GIVEN INSTRUCTION -
Images must not appear in your copy; reproduce every other part of the records exactly.

INPUT ROWS -
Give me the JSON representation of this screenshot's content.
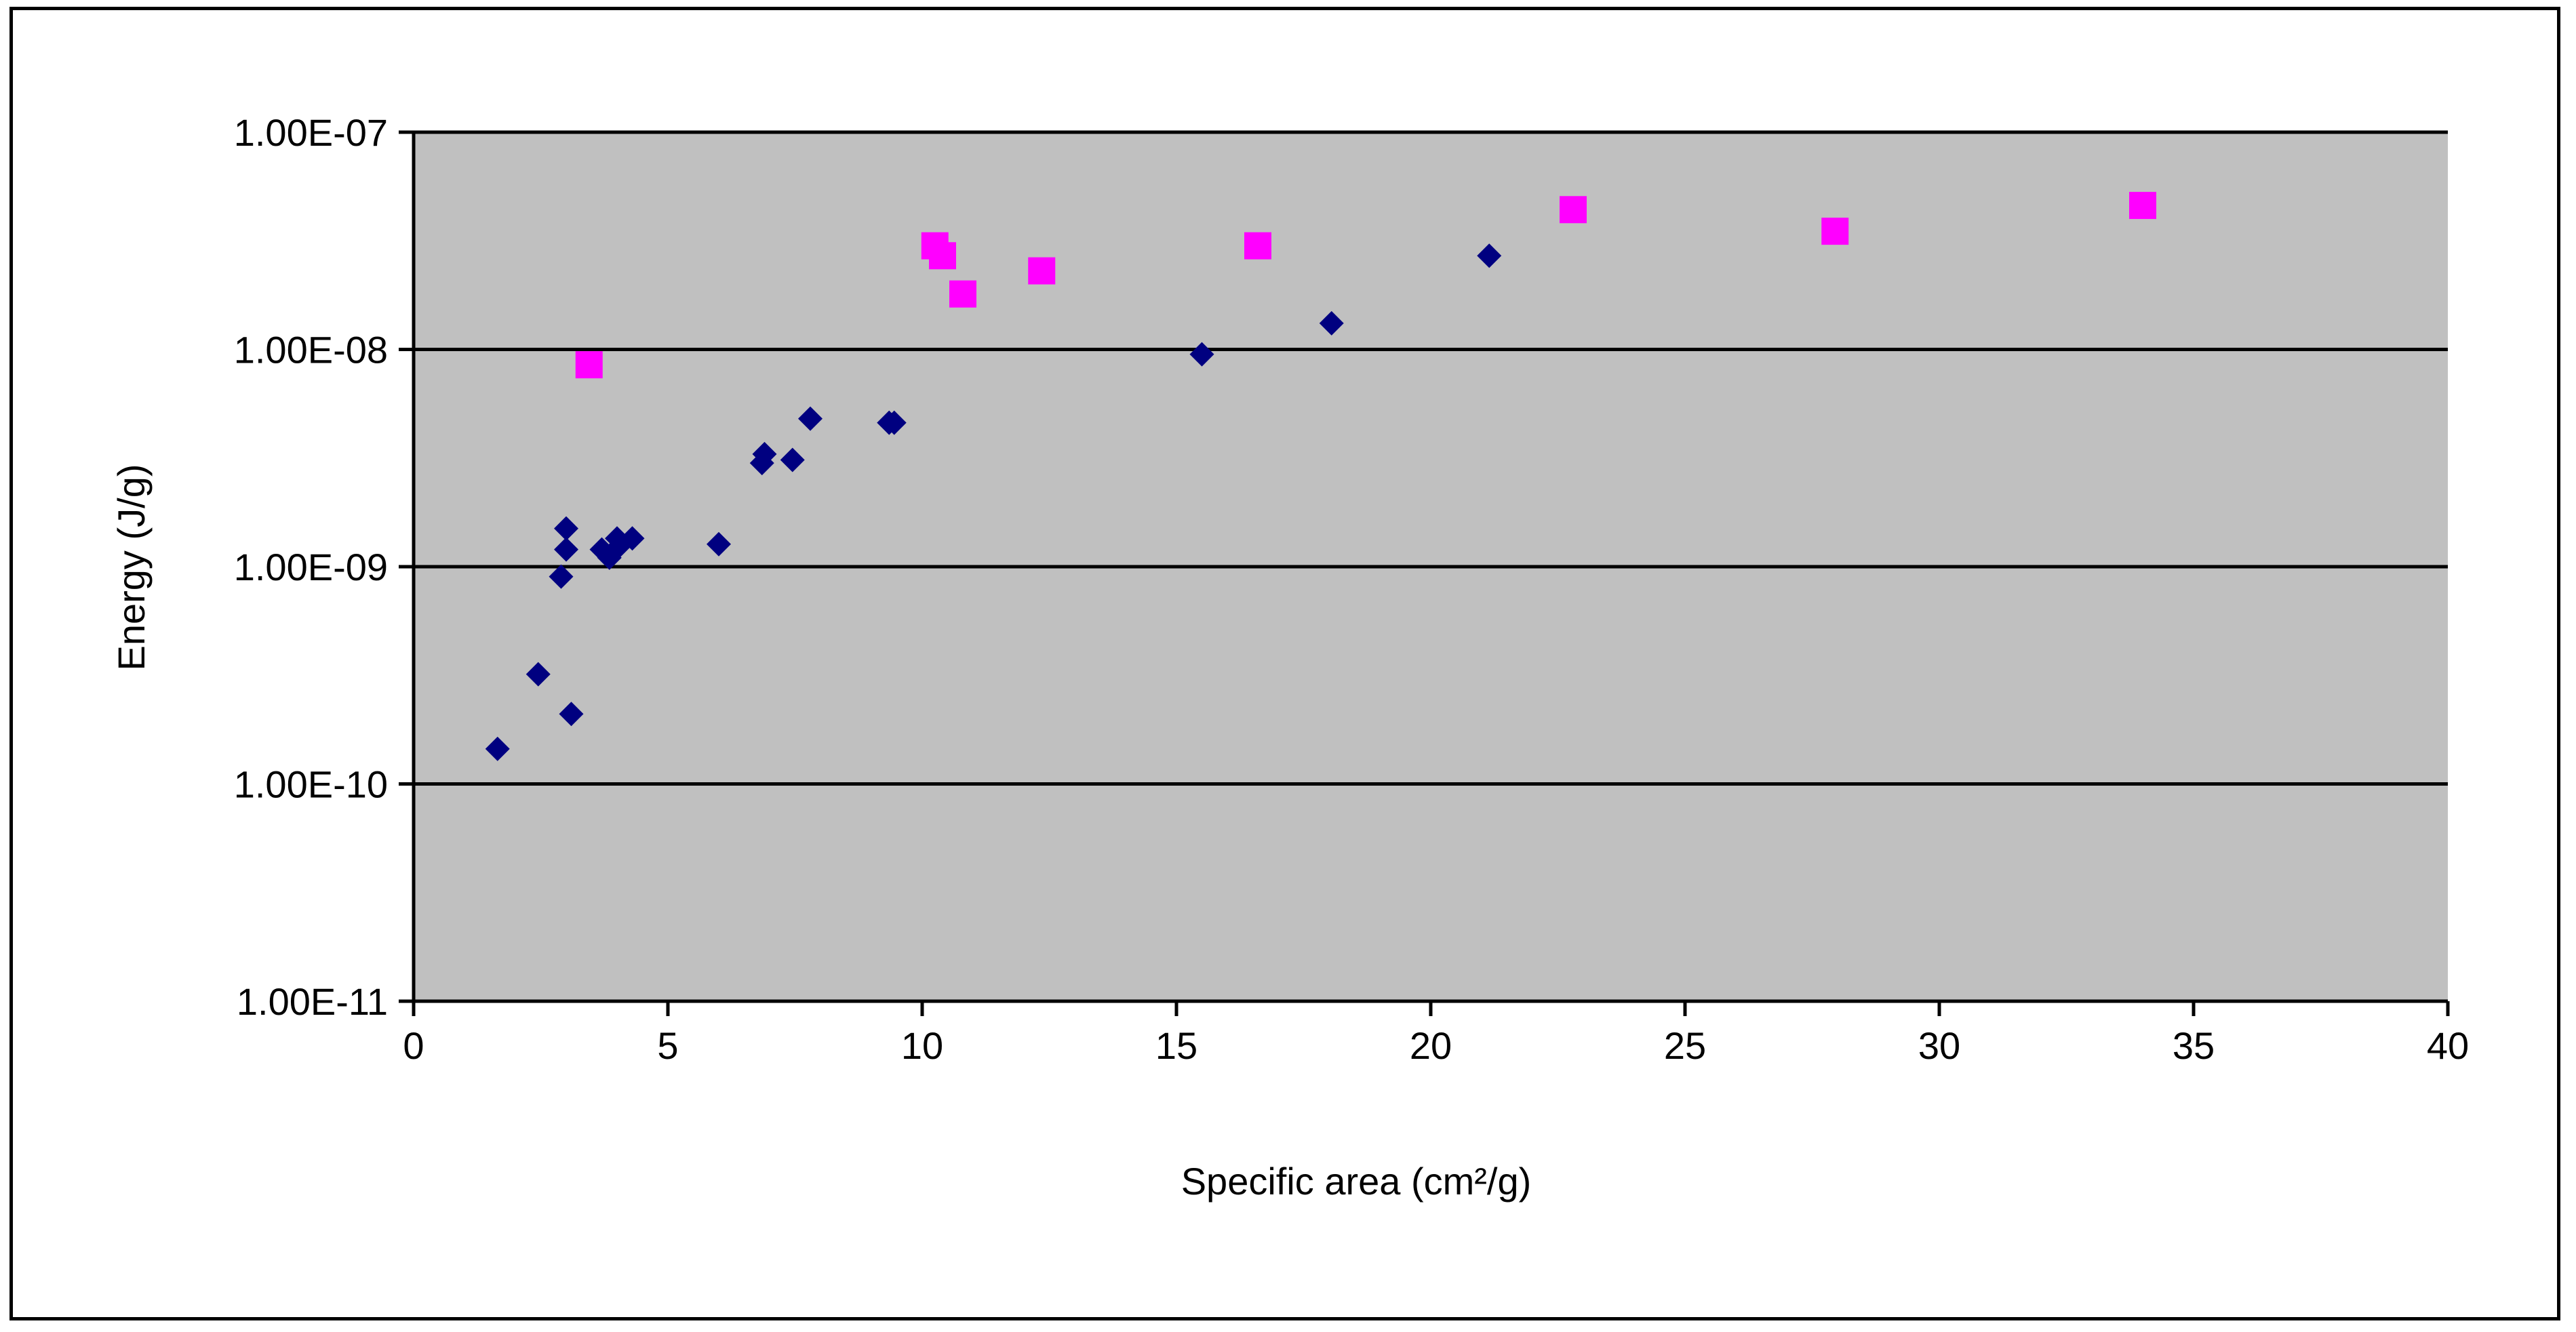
{
  "chart_data": {
    "type": "scatter",
    "title": "",
    "xlabel": "Specific area (cm²/g)",
    "ylabel": "Energy (J/g)",
    "xlim": [
      0,
      40
    ],
    "ylim": [
      1e-11,
      1e-07
    ],
    "y_scale": "log",
    "x_ticks": [
      "0",
      "5",
      "10",
      "15",
      "20",
      "25",
      "30",
      "35",
      "40"
    ],
    "y_ticks": [
      "1.00E-11",
      "1.00E-10",
      "1.00E-09",
      "1.00E-08",
      "1.00E-07"
    ],
    "grid": "horizontal major gridlines",
    "plot_background": "#c0c0c0",
    "legend": "none",
    "series": [
      {
        "marker": "diamond",
        "color": "#000080",
        "points": [
          [
            1.65,
            1.45e-10
          ],
          [
            2.45,
            3.2e-10
          ],
          [
            2.9,
            9e-10
          ],
          [
            3.0,
            1.5e-09
          ],
          [
            3.0,
            1.2e-09
          ],
          [
            3.1,
            2.1e-10
          ],
          [
            3.7,
            1.2e-09
          ],
          [
            3.85,
            1.1e-09
          ],
          [
            4.0,
            1.35e-09
          ],
          [
            4.05,
            1.25e-09
          ],
          [
            4.3,
            1.35e-09
          ],
          [
            6.0,
            1.27e-09
          ],
          [
            6.85,
            3e-09
          ],
          [
            6.9,
            3.3e-09
          ],
          [
            7.45,
            3.1e-09
          ],
          [
            7.8,
            4.8e-09
          ],
          [
            9.35,
            4.6e-09
          ],
          [
            9.45,
            4.6e-09
          ],
          [
            15.5,
            9.5e-09
          ],
          [
            18.05,
            1.32e-08
          ],
          [
            21.15,
            2.7e-08
          ]
        ]
      },
      {
        "marker": "square",
        "color": "#ff00ff",
        "points": [
          [
            3.45,
            8.5e-09
          ],
          [
            10.25,
            3e-08
          ],
          [
            10.4,
            2.7e-08
          ],
          [
            10.8,
            1.8e-08
          ],
          [
            12.35,
            2.3e-08
          ],
          [
            16.6,
            3e-08
          ],
          [
            22.8,
            4.4e-08
          ],
          [
            27.95,
            3.5e-08
          ],
          [
            34.0,
            4.6e-08
          ]
        ]
      }
    ]
  }
}
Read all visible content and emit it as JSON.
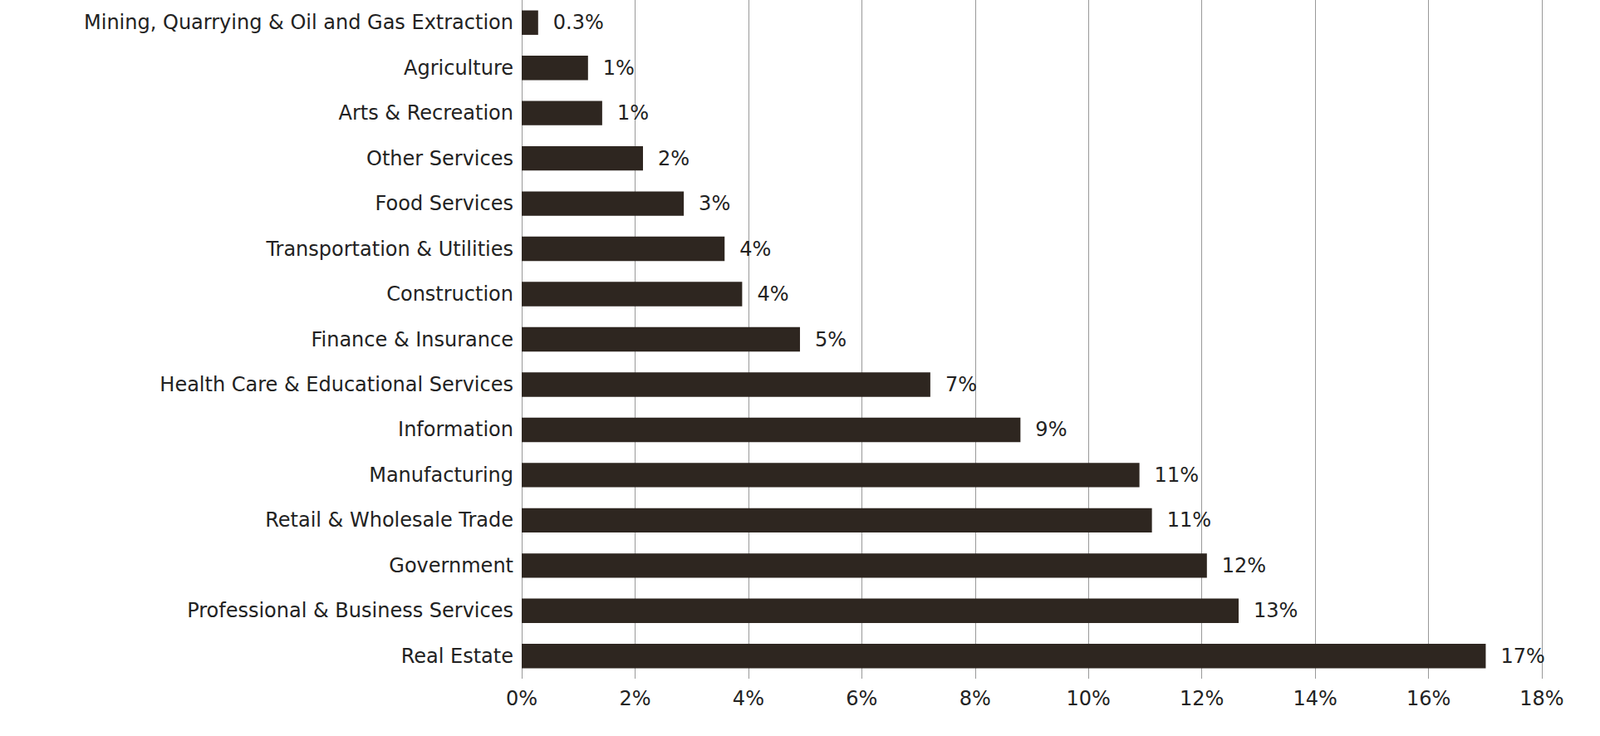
{
  "chart_data": {
    "type": "bar",
    "orientation": "horizontal",
    "categories": [
      "Mining, Quarrying & Oil and Gas Extraction",
      "Agriculture",
      "Arts & Recreation",
      "Other Services",
      "Food Services",
      "Transportation & Utilities",
      "Construction",
      "Finance & Insurance",
      "Health Care & Educational Services",
      "Information",
      "Manufacturing",
      "Retail & Wholesale Trade",
      "Government",
      "Professional & Business Services",
      "Real Estate"
    ],
    "values": [
      0.29,
      1.17,
      1.42,
      2.14,
      2.86,
      3.58,
      3.89,
      4.91,
      7.21,
      8.8,
      10.9,
      11.12,
      12.09,
      12.65,
      17.01
    ],
    "value_labels": [
      "0.3%",
      "1%",
      "1%",
      "2%",
      "3%",
      "4%",
      "4%",
      "5%",
      "7%",
      "9%",
      "11%",
      "11%",
      "12%",
      "13%",
      "17%"
    ],
    "color": "#2e2620",
    "xlim": [
      0,
      18
    ],
    "xticks": [
      {
        "value": 0,
        "label": "0%"
      },
      {
        "value": 2,
        "label": "2%"
      },
      {
        "value": 4,
        "label": "4%"
      },
      {
        "value": 6,
        "label": "6%"
      },
      {
        "value": 8,
        "label": "8%"
      },
      {
        "value": 10,
        "label": "10%"
      },
      {
        "value": 12,
        "label": "12%"
      },
      {
        "value": 14,
        "label": "14%"
      },
      {
        "value": 16,
        "label": "16%"
      },
      {
        "value": 18,
        "label": "18%"
      }
    ],
    "grid": true,
    "data_labels": true
  }
}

SOLUTION -
Give me the JSON representation of this screenshot's content.
{
  "chart_data": {
    "type": "scatter",
    "title": "",
    "xlabel": "Specific area (cm²/g)",
    "ylabel": "Energy (J/g)",
    "xlim": [
      0,
      40
    ],
    "ylim": [
      1e-11,
      1e-07
    ],
    "y_scale": "log",
    "x_ticks": [
      "0",
      "5",
      "10",
      "15",
      "20",
      "25",
      "30",
      "35",
      "40"
    ],
    "y_ticks": [
      "1.00E-11",
      "1.00E-10",
      "1.00E-09",
      "1.00E-08",
      "1.00E-07"
    ],
    "grid": "horizontal major gridlines",
    "plot_background": "#c0c0c0",
    "legend": "none",
    "series": [
      {
        "marker": "diamond",
        "color": "#000080",
        "points": [
          [
            1.65,
            1.45e-10
          ],
          [
            2.45,
            3.2e-10
          ],
          [
            2.9,
            9e-10
          ],
          [
            3.0,
            1.5e-09
          ],
          [
            3.0,
            1.2e-09
          ],
          [
            3.1,
            2.1e-10
          ],
          [
            3.7,
            1.2e-09
          ],
          [
            3.85,
            1.1e-09
          ],
          [
            4.0,
            1.35e-09
          ],
          [
            4.05,
            1.25e-09
          ],
          [
            4.3,
            1.35e-09
          ],
          [
            6.0,
            1.27e-09
          ],
          [
            6.85,
            3e-09
          ],
          [
            6.9,
            3.3e-09
          ],
          [
            7.45,
            3.1e-09
          ],
          [
            7.8,
            4.8e-09
          ],
          [
            9.35,
            4.6e-09
          ],
          [
            9.45,
            4.6e-09
          ],
          [
            15.5,
            9.5e-09
          ],
          [
            18.05,
            1.32e-08
          ],
          [
            21.15,
            2.7e-08
          ]
        ]
      },
      {
        "marker": "square",
        "color": "#ff00ff",
        "points": [
          [
            3.45,
            8.5e-09
          ],
          [
            10.25,
            3e-08
          ],
          [
            10.4,
            2.7e-08
          ],
          [
            10.8,
            1.8e-08
          ],
          [
            12.35,
            2.3e-08
          ],
          [
            16.6,
            3e-08
          ],
          [
            22.8,
            4.4e-08
          ],
          [
            27.95,
            3.5e-08
          ],
          [
            34.0,
            4.6e-08
          ]
        ]
      }
    ]
  }
}
Read all visible content and emit it as JSON.
{
  "chart_data": {
    "type": "bar",
    "orientation": "horizontal",
    "categories": [
      "Mining, Quarrying & Oil and Gas Extraction",
      "Agriculture",
      "Arts & Recreation",
      "Other Services",
      "Food Services",
      "Transportation & Utilities",
      "Construction",
      "Finance & Insurance",
      "Health Care & Educational Services",
      "Information",
      "Manufacturing",
      "Retail & Wholesale Trade",
      "Government",
      "Professional & Business Services",
      "Real Estate"
    ],
    "values": [
      0.29,
      1.17,
      1.42,
      2.14,
      2.86,
      3.58,
      3.89,
      4.91,
      7.21,
      8.8,
      10.9,
      11.12,
      12.09,
      12.65,
      17.01
    ],
    "value_labels": [
      "0.3%",
      "1%",
      "1%",
      "2%",
      "3%",
      "4%",
      "4%",
      "5%",
      "7%",
      "9%",
      "11%",
      "11%",
      "12%",
      "13%",
      "17%"
    ],
    "color": "#2e2620",
    "xlim": [
      0,
      18
    ],
    "xticks": [
      {
        "value": 0,
        "label": "0%"
      },
      {
        "value": 2,
        "label": "2%"
      },
      {
        "value": 4,
        "label": "4%"
      },
      {
        "value": 6,
        "label": "6%"
      },
      {
        "value": 8,
        "label": "8%"
      },
      {
        "value": 10,
        "label": "10%"
      },
      {
        "value": 12,
        "label": "12%"
      },
      {
        "value": 14,
        "label": "14%"
      },
      {
        "value": 16,
        "label": "16%"
      },
      {
        "value": 18,
        "label": "18%"
      }
    ],
    "grid": true,
    "data_labels": true
  }
}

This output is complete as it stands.